## Short problem
Copy each line of the records that holds the string "slope".

_ _ _ _ _ _ _

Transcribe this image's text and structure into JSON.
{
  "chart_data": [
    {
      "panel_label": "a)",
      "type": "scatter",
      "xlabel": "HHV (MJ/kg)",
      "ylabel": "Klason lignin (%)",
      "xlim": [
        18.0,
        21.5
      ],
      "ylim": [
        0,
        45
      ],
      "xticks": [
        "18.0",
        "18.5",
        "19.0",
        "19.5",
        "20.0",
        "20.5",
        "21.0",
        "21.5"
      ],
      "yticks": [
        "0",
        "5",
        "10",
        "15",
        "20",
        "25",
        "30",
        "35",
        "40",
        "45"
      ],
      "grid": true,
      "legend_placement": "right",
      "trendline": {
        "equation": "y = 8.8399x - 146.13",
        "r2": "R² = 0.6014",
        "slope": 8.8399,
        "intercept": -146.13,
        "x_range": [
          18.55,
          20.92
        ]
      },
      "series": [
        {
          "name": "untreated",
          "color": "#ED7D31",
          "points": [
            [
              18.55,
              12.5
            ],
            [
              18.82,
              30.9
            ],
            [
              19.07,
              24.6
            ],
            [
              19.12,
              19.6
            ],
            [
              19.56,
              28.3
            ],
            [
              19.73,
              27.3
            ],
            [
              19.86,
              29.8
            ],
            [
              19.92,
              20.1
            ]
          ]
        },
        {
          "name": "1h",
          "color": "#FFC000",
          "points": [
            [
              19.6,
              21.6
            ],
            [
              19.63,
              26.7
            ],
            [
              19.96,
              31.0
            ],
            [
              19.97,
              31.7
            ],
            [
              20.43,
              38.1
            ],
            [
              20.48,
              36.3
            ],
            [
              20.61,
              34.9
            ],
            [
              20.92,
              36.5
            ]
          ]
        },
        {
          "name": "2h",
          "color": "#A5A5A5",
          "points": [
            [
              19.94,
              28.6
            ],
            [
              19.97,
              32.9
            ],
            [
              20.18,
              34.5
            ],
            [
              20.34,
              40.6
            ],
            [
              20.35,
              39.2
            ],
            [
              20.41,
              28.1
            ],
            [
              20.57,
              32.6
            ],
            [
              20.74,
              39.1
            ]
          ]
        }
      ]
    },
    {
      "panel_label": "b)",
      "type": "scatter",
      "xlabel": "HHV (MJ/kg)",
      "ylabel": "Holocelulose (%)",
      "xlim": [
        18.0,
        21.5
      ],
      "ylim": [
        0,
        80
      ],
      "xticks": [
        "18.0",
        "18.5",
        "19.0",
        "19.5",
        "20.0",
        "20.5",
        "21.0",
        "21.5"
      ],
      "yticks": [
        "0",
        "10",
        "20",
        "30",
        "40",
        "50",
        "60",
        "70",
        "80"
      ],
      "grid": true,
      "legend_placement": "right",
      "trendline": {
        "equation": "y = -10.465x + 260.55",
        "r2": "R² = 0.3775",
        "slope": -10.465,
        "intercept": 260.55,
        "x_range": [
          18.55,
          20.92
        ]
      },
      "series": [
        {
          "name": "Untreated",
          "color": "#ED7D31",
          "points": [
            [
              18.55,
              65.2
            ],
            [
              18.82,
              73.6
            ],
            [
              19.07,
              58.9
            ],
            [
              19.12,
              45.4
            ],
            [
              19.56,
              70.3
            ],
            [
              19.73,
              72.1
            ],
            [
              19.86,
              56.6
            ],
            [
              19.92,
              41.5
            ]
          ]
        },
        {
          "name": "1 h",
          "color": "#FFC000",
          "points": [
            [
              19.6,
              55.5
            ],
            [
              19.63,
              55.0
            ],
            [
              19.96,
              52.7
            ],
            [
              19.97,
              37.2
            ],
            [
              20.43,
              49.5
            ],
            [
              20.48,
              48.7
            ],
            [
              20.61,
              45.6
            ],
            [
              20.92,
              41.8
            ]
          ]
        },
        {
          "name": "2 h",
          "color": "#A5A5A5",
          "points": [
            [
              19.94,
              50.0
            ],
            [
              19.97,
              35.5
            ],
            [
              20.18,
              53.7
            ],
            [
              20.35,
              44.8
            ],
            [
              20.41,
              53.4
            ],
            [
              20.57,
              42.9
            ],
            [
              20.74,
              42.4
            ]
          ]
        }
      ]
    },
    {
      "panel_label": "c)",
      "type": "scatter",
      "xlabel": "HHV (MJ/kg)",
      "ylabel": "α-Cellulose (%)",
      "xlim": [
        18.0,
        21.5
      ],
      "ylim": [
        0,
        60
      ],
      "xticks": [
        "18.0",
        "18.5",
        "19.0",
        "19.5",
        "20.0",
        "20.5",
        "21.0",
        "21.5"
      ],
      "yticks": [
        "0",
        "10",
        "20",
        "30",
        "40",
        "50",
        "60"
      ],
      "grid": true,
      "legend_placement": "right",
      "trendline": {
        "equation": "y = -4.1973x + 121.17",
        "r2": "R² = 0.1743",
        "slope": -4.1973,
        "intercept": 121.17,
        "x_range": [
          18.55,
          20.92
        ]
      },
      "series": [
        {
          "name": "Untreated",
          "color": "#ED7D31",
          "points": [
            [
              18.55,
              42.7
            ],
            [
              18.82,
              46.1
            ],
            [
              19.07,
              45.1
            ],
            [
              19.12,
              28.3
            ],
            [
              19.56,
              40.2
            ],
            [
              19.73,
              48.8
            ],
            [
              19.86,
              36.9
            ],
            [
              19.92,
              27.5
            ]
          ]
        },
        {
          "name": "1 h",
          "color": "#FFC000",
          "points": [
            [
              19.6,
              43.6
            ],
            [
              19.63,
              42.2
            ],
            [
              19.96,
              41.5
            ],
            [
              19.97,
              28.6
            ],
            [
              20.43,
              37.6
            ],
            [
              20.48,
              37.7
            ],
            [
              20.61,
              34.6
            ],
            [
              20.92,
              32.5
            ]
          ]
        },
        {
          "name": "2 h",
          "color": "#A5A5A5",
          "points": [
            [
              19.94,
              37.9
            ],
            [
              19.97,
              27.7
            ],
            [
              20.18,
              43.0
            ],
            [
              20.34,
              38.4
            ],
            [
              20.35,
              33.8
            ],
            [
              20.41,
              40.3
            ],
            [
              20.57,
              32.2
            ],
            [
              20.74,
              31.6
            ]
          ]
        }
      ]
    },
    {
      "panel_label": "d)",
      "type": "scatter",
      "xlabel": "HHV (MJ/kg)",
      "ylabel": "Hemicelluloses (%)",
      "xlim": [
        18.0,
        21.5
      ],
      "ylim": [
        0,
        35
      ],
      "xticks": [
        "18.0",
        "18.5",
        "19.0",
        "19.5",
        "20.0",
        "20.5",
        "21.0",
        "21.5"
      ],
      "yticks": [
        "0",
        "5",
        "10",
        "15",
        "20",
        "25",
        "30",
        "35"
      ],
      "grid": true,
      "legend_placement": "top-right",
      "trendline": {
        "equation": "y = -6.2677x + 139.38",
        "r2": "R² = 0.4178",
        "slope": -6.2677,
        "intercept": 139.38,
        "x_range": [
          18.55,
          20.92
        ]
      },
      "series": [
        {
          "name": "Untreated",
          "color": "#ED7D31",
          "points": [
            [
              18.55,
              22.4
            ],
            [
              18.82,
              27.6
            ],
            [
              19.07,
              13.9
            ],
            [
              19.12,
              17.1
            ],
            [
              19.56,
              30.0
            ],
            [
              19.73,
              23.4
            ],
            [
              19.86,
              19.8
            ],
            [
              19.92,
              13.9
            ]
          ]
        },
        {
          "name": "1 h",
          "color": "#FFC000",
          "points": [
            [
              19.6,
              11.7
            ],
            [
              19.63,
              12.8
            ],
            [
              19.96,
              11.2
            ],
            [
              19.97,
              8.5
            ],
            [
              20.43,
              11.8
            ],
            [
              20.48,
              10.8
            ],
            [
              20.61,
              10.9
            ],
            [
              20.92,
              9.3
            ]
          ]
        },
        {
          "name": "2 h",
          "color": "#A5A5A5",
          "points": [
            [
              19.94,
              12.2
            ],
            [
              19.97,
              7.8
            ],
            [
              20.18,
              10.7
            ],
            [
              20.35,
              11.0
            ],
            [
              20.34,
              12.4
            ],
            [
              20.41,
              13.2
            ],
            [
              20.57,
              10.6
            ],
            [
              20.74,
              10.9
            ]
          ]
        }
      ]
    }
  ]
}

_ _ _ _ _ _ _

## Result of this task
        "slope": 8.8399,
        "slope": -10.465,
        "slope": -4.1973,
        "slope": -6.2677,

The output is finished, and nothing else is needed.